▽

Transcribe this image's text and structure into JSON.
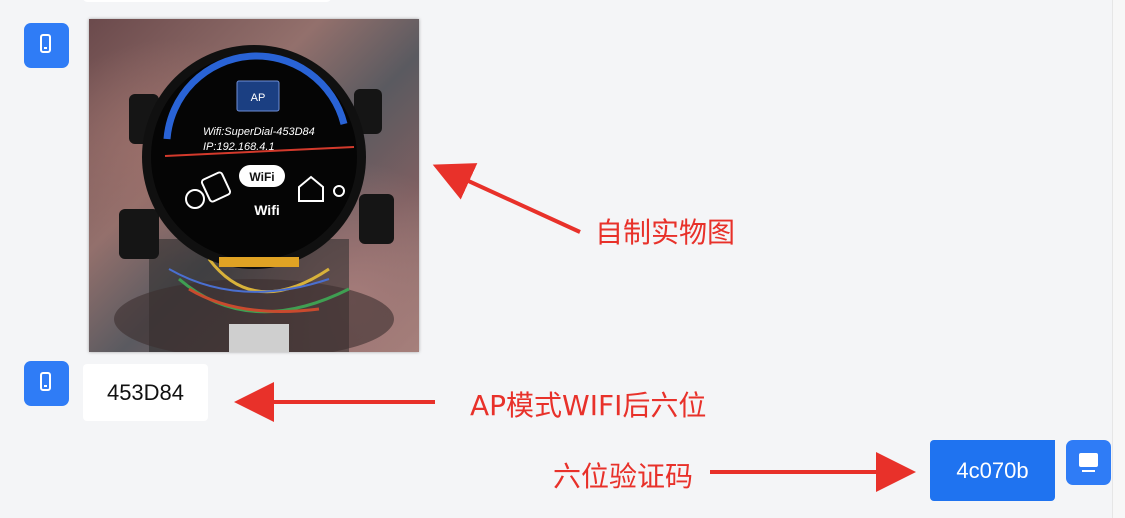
{
  "chat": {
    "incoming_text": "453D84",
    "outgoing_text": "4c070b"
  },
  "device_screen": {
    "mode_button": "AP",
    "wifi_line": "Wifi:SuperDial-453D84",
    "ip_line": "IP:192.168.4.1",
    "wifi_badge": "WiFi",
    "caption": "Wifi"
  },
  "annotations": {
    "photo_label": "自制实物图",
    "wifi_suffix_label": "AP模式WIFI后六位",
    "code_label": "六位验证码"
  },
  "colors": {
    "avatar": "#2f7cf6",
    "outgoing_bubble": "#1f73f0",
    "annotation": "#e8312a"
  },
  "icons": {
    "incoming_avatar": "phone-icon",
    "outgoing_avatar": "monitor-icon"
  }
}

△

**GIVEN REQUEST:** Write out each line of the data exactly; the images should be left out.

**CORRECT ANSWER:**
Transcribe this image's text and structure into JSON.
{
  "chat": {
    "incoming_text": "453D84",
    "outgoing_text": "4c070b"
  },
  "device_screen": {
    "mode_button": "AP",
    "wifi_line": "Wifi:SuperDial-453D84",
    "ip_line": "IP:192.168.4.1",
    "wifi_badge": "WiFi",
    "caption": "Wifi"
  },
  "annotations": {
    "photo_label": "自制实物图",
    "wifi_suffix_label": "AP模式WIFI后六位",
    "code_label": "六位验证码"
  },
  "colors": {
    "avatar": "#2f7cf6",
    "outgoing_bubble": "#1f73f0",
    "annotation": "#e8312a"
  },
  "icons": {
    "incoming_avatar": "phone-icon",
    "outgoing_avatar": "monitor-icon"
  }
}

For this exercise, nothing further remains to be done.